The records below are to be copied word for word, with every picture left out.
-- BEGIN Supplied information --
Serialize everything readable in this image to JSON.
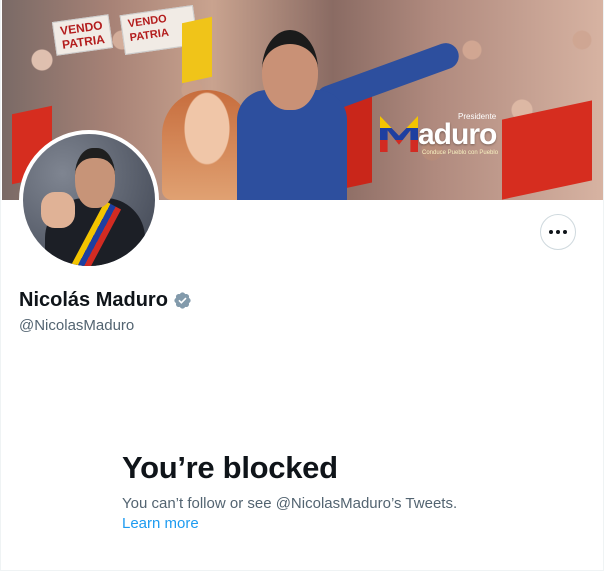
{
  "banner": {
    "sign_left": "VENDO PATRIA",
    "brand_word": "aduro",
    "brand_small": "Presidente",
    "brand_tag": "Conduce Pueblo con Pueblo"
  },
  "profile": {
    "name": "Nicolás Maduro",
    "handle": "@NicolasMaduro",
    "verified": true
  },
  "actions": {
    "more_icon": "ellipsis-icon"
  },
  "blocked": {
    "title": "You’re blocked",
    "message": "You can’t follow or see @NicolasMaduro’s Tweets.",
    "link_label": "Learn more"
  },
  "colors": {
    "text": "#0f1419",
    "secondary": "#536471",
    "link": "#1d9bf0",
    "verified": "#829aab",
    "border": "#cfd9de"
  }
}
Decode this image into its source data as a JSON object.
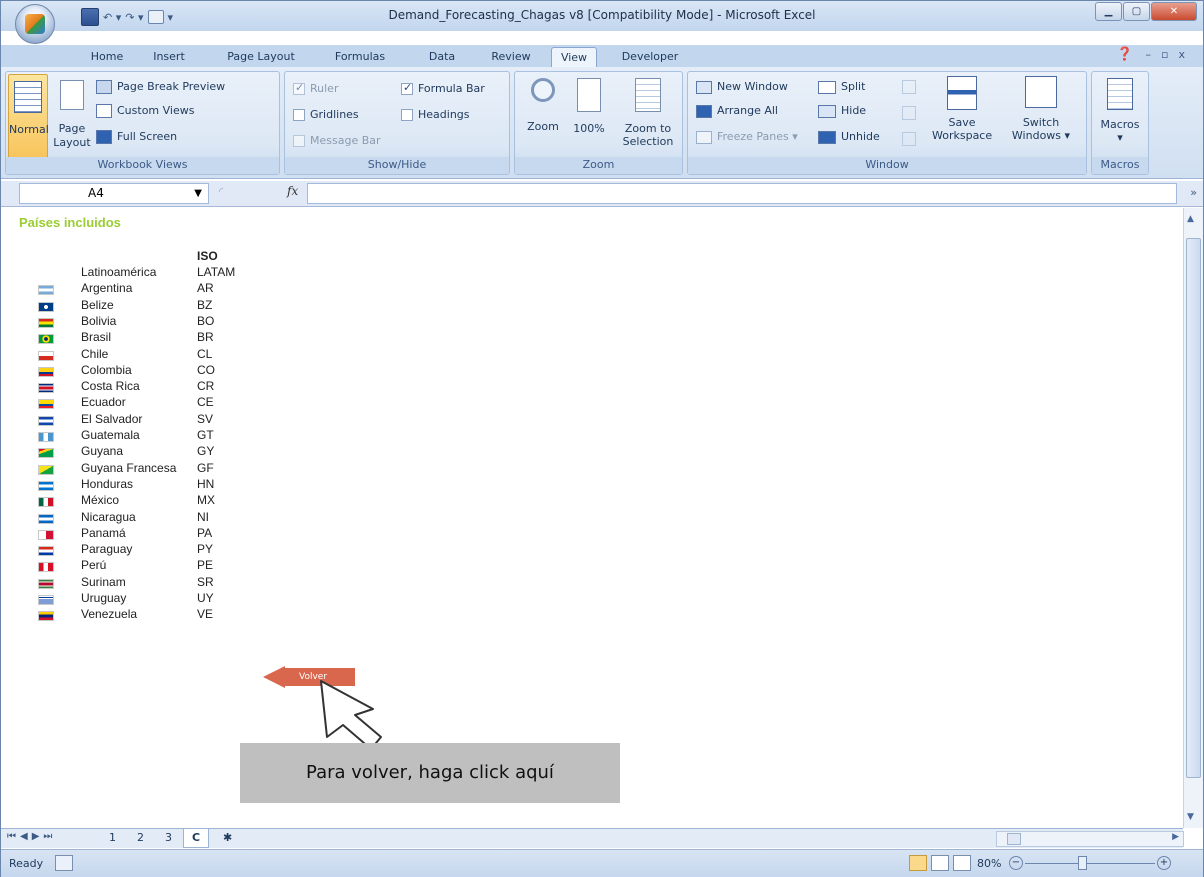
{
  "window": {
    "title": "Demand_Forecasting_Chagas v8  [Compatibility Mode] - Microsoft Excel"
  },
  "tabs": [
    "Home",
    "Insert",
    "Page Layout",
    "Formulas",
    "Data",
    "Review",
    "View",
    "Developer"
  ],
  "active_tab": "View",
  "ribbon": {
    "workbook_views": {
      "label": "Workbook Views",
      "normal": "Normal",
      "page_layout_1": "Page",
      "page_layout_2": "Layout",
      "page_break": "Page Break Preview",
      "custom_views": "Custom Views",
      "full_screen": "Full Screen"
    },
    "show_hide": {
      "label": "Show/Hide",
      "ruler": "Ruler",
      "gridlines": "Gridlines",
      "message_bar": "Message Bar",
      "formula_bar": "Formula Bar",
      "headings": "Headings"
    },
    "zoom": {
      "label": "Zoom",
      "zoom": "Zoom",
      "hundred": "100%",
      "zoom_sel_1": "Zoom to",
      "zoom_sel_2": "Selection"
    },
    "window": {
      "label": "Window",
      "new_window": "New Window",
      "arrange_all": "Arrange All",
      "freeze_panes": "Freeze Panes",
      "split": "Split",
      "hide": "Hide",
      "unhide": "Unhide",
      "save_ws_1": "Save",
      "save_ws_2": "Workspace",
      "switch_1": "Switch",
      "switch_2": "Windows"
    },
    "macros": {
      "label": "Macros",
      "macros": "Macros"
    }
  },
  "formula_bar": {
    "name_box": "A4",
    "fx": "fx",
    "content": ""
  },
  "sheet": {
    "heading": "Países incluidos",
    "iso_header": "ISO",
    "countries": [
      {
        "name": "Latinoamérica",
        "iso": "LATAM",
        "flag": ""
      },
      {
        "name": "Argentina",
        "iso": "AR",
        "flag": "argentina-flag-icon"
      },
      {
        "name": "Belize",
        "iso": "BZ",
        "flag": "belize-flag-icon"
      },
      {
        "name": "Bolivia",
        "iso": "BO",
        "flag": "bolivia-flag-icon"
      },
      {
        "name": "Brasil",
        "iso": "BR",
        "flag": "brasil-flag-icon"
      },
      {
        "name": "Chile",
        "iso": "CL",
        "flag": "chile-flag-icon"
      },
      {
        "name": "Colombia",
        "iso": "CO",
        "flag": "colombia-flag-icon"
      },
      {
        "name": "Costa Rica",
        "iso": "CR",
        "flag": "costa-rica-flag-icon"
      },
      {
        "name": "Ecuador",
        "iso": "CE",
        "flag": "ecuador-flag-icon"
      },
      {
        "name": "El Salvador",
        "iso": "SV",
        "flag": "el-salvador-flag-icon"
      },
      {
        "name": "Guatemala",
        "iso": "GT",
        "flag": "guatemala-flag-icon"
      },
      {
        "name": "Guyana",
        "iso": "GY",
        "flag": "guyana-flag-icon"
      },
      {
        "name": "Guyana Francesa",
        "iso": "GF",
        "flag": "guyana-francesa-flag-icon"
      },
      {
        "name": "Honduras",
        "iso": "HN",
        "flag": "honduras-flag-icon"
      },
      {
        "name": "México",
        "iso": "MX",
        "flag": "mexico-flag-icon"
      },
      {
        "name": "Nicaragua",
        "iso": "NI",
        "flag": "nicaragua-flag-icon"
      },
      {
        "name": "Panamá",
        "iso": "PA",
        "flag": "panama-flag-icon"
      },
      {
        "name": "Paraguay",
        "iso": "PY",
        "flag": "paraguay-flag-icon"
      },
      {
        "name": "Perú",
        "iso": "PE",
        "flag": "peru-flag-icon"
      },
      {
        "name": "Surinam",
        "iso": "SR",
        "flag": "surinam-flag-icon"
      },
      {
        "name": "Uruguay",
        "iso": "UY",
        "flag": "uruguay-flag-icon"
      },
      {
        "name": "Venezuela",
        "iso": "VE",
        "flag": "venezuela-flag-icon"
      }
    ],
    "volver_label": "Volver",
    "callout": "Para volver, haga click aquí"
  },
  "sheet_tabs": [
    "1",
    "2",
    "3",
    "C"
  ],
  "active_sheet": "C",
  "status": {
    "ready": "Ready",
    "zoom": "80%"
  },
  "colors": {
    "heading": "#9ACD32",
    "volver": "#D9674E",
    "callout_bg": "#BFBFBF"
  }
}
-- END Supplied information --
**Reply:**
Serialize everything readable in this image to JSON.
{
  "banner": {
    "sign_left": "VENDO PATRIA",
    "brand_word": "aduro",
    "brand_small": "Presidente",
    "brand_tag": "Conduce Pueblo con Pueblo"
  },
  "profile": {
    "name": "Nicolás Maduro",
    "handle": "@NicolasMaduro",
    "verified": true
  },
  "actions": {
    "more_icon": "ellipsis-icon"
  },
  "blocked": {
    "title": "You’re blocked",
    "message": "You can’t follow or see @NicolasMaduro’s Tweets.",
    "link_label": "Learn more"
  },
  "colors": {
    "text": "#0f1419",
    "secondary": "#536471",
    "link": "#1d9bf0",
    "verified": "#829aab",
    "border": "#cfd9de"
  }
}
Decode this image into its source data as a JSON object.
{
  "window": {
    "title": "Demand_Forecasting_Chagas v8  [Compatibility Mode] - Microsoft Excel"
  },
  "tabs": [
    "Home",
    "Insert",
    "Page Layout",
    "Formulas",
    "Data",
    "Review",
    "View",
    "Developer"
  ],
  "active_tab": "View",
  "ribbon": {
    "workbook_views": {
      "label": "Workbook Views",
      "normal": "Normal",
      "page_layout_1": "Page",
      "page_layout_2": "Layout",
      "page_break": "Page Break Preview",
      "custom_views": "Custom Views",
      "full_screen": "Full Screen"
    },
    "show_hide": {
      "label": "Show/Hide",
      "ruler": "Ruler",
      "gridlines": "Gridlines",
      "message_bar": "Message Bar",
      "formula_bar": "Formula Bar",
      "headings": "Headings"
    },
    "zoom": {
      "label": "Zoom",
      "zoom": "Zoom",
      "hundred": "100%",
      "zoom_sel_1": "Zoom to",
      "zoom_sel_2": "Selection"
    },
    "window": {
      "label": "Window",
      "new_window": "New Window",
      "arrange_all": "Arrange All",
      "freeze_panes": "Freeze Panes",
      "split": "Split",
      "hide": "Hide",
      "unhide": "Unhide",
      "save_ws_1": "Save",
      "save_ws_2": "Workspace",
      "switch_1": "Switch",
      "switch_2": "Windows"
    },
    "macros": {
      "label": "Macros",
      "macros": "Macros"
    }
  },
  "formula_bar": {
    "name_box": "A4",
    "fx": "fx",
    "content": ""
  },
  "sheet": {
    "heading": "Países incluidos",
    "iso_header": "ISO",
    "countries": [
      {
        "name": "Latinoamérica",
        "iso": "LATAM",
        "flag": ""
      },
      {
        "name": "Argentina",
        "iso": "AR",
        "flag": "argentina-flag-icon"
      },
      {
        "name": "Belize",
        "iso": "BZ",
        "flag": "belize-flag-icon"
      },
      {
        "name": "Bolivia",
        "iso": "BO",
        "flag": "bolivia-flag-icon"
      },
      {
        "name": "Brasil",
        "iso": "BR",
        "flag": "brasil-flag-icon"
      },
      {
        "name": "Chile",
        "iso": "CL",
        "flag": "chile-flag-icon"
      },
      {
        "name": "Colombia",
        "iso": "CO",
        "flag": "colombia-flag-icon"
      },
      {
        "name": "Costa Rica",
        "iso": "CR",
        "flag": "costa-rica-flag-icon"
      },
      {
        "name": "Ecuador",
        "iso": "CE",
        "flag": "ecuador-flag-icon"
      },
      {
        "name": "El Salvador",
        "iso": "SV",
        "flag": "el-salvador-flag-icon"
      },
      {
        "name": "Guatemala",
        "iso": "GT",
        "flag": "guatemala-flag-icon"
      },
      {
        "name": "Guyana",
        "iso": "GY",
        "flag": "guyana-flag-icon"
      },
      {
        "name": "Guyana Francesa",
        "iso": "GF",
        "flag": "guyana-francesa-flag-icon"
      },
      {
        "name": "Honduras",
        "iso": "HN",
        "flag": "honduras-flag-icon"
      },
      {
        "name": "México",
        "iso": "MX",
        "flag": "mexico-flag-icon"
      },
      {
        "name": "Nicaragua",
        "iso": "NI",
        "flag": "nicaragua-flag-icon"
      },
      {
        "name": "Panamá",
        "iso": "PA",
        "flag": "panama-flag-icon"
      },
      {
        "name": "Paraguay",
        "iso": "PY",
        "flag": "paraguay-flag-icon"
      },
      {
        "name": "Perú",
        "iso": "PE",
        "flag": "peru-flag-icon"
      },
      {
        "name": "Surinam",
        "iso": "SR",
        "flag": "surinam-flag-icon"
      },
      {
        "name": "Uruguay",
        "iso": "UY",
        "flag": "uruguay-flag-icon"
      },
      {
        "name": "Venezuela",
        "iso": "VE",
        "flag": "venezuela-flag-icon"
      }
    ],
    "volver_label": "Volver",
    "callout": "Para volver, haga click aquí"
  },
  "sheet_tabs": [
    "1",
    "2",
    "3",
    "C"
  ],
  "active_sheet": "C",
  "status": {
    "ready": "Ready",
    "zoom": "80%"
  },
  "colors": {
    "heading": "#9ACD32",
    "volver": "#D9674E",
    "callout_bg": "#BFBFBF"
  }
}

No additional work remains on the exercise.